*摘录*

学术报告(姚大成 11.5)

Constant-Order Policies for Lost-Sales Inventory Models with Random Supply Functions: Asymptotics and Heuristic

发布人:杨晓静 发布日期:2020-10-27
主题
Constant-Order Policies for Lost-Sales Inventory Models with Random Supply Functions: Asymptotics and Heuristic
活动时间
-
活动地址
平台:腾讯会议, 收听账号及密码:171341373
主讲人
姚大成副研究员 中国科学院数学与系统科学研究院
主持人
黄永辉

We consider an infinite-horizon lost-sales inventory model where the supply takes positive lead time and is a random function of the order quantity (e.g., random yield/capacity). The optimal policy for this model is computationally intractable; and no heuristic has been proposed in the literature. In this talk, we focus on a simple class of constant-order policies (COP) that place the same order in every period, regardless of the system state. Under some assumptions on the random supply function, we prove that the best COP is asymptotically optimal with large lead times and the optimality gap converges to zero exponentially fast in the lead time. We also prove that, if the mean supply capacity is less than the mean demand, then the best COP is also asymptotically optimal with large penalty cost; otherwise, the long-run average cost of the best COP asymptotically increases at the rate of square-root of the penalty cost. Further, we construct a simple heuristic COP and show that it performs very close to the best COP. Finally, we provide a numerical study to derive further insights into the performance of the best COP. (Joint work with Jinzhi Bu (MIT) and Xiting Gong (CUHK)).

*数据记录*
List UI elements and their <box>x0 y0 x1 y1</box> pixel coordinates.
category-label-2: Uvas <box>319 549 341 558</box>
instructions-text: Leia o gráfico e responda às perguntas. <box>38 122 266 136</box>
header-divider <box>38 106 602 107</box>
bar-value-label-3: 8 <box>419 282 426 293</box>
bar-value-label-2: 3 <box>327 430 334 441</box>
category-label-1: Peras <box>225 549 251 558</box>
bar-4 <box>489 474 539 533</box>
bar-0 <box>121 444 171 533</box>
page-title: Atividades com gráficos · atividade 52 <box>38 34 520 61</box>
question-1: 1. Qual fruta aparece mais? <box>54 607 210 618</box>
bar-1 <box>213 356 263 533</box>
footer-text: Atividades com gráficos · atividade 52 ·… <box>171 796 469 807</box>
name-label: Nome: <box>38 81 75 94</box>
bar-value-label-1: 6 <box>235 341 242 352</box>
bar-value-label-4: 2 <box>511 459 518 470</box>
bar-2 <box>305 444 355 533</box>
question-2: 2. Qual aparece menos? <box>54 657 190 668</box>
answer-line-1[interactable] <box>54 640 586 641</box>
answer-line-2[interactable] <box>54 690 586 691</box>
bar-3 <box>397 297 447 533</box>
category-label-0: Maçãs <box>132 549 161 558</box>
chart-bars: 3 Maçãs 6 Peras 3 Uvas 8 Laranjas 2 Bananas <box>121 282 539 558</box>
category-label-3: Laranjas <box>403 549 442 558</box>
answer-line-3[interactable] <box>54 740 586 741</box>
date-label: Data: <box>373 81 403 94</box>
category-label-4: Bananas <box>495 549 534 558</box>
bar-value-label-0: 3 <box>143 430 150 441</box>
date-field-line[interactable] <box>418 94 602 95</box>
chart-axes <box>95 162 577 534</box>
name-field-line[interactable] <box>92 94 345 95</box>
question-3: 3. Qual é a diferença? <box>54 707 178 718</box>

*待解问题*
根据报告通知回答：
1. 主讲人是谁，来自哪个单位？
2. 主持人是谁？
3. 按摘要所述，常数订货策略（COP）在每个周期怎样下单？
只依据报告通知作答。

*问题解答*
1. 姚大成副研究员，中国科学院数学与系统科学研究院。
2. 黄永辉。
3. 每个周期下相同的订单，不考虑系统状态。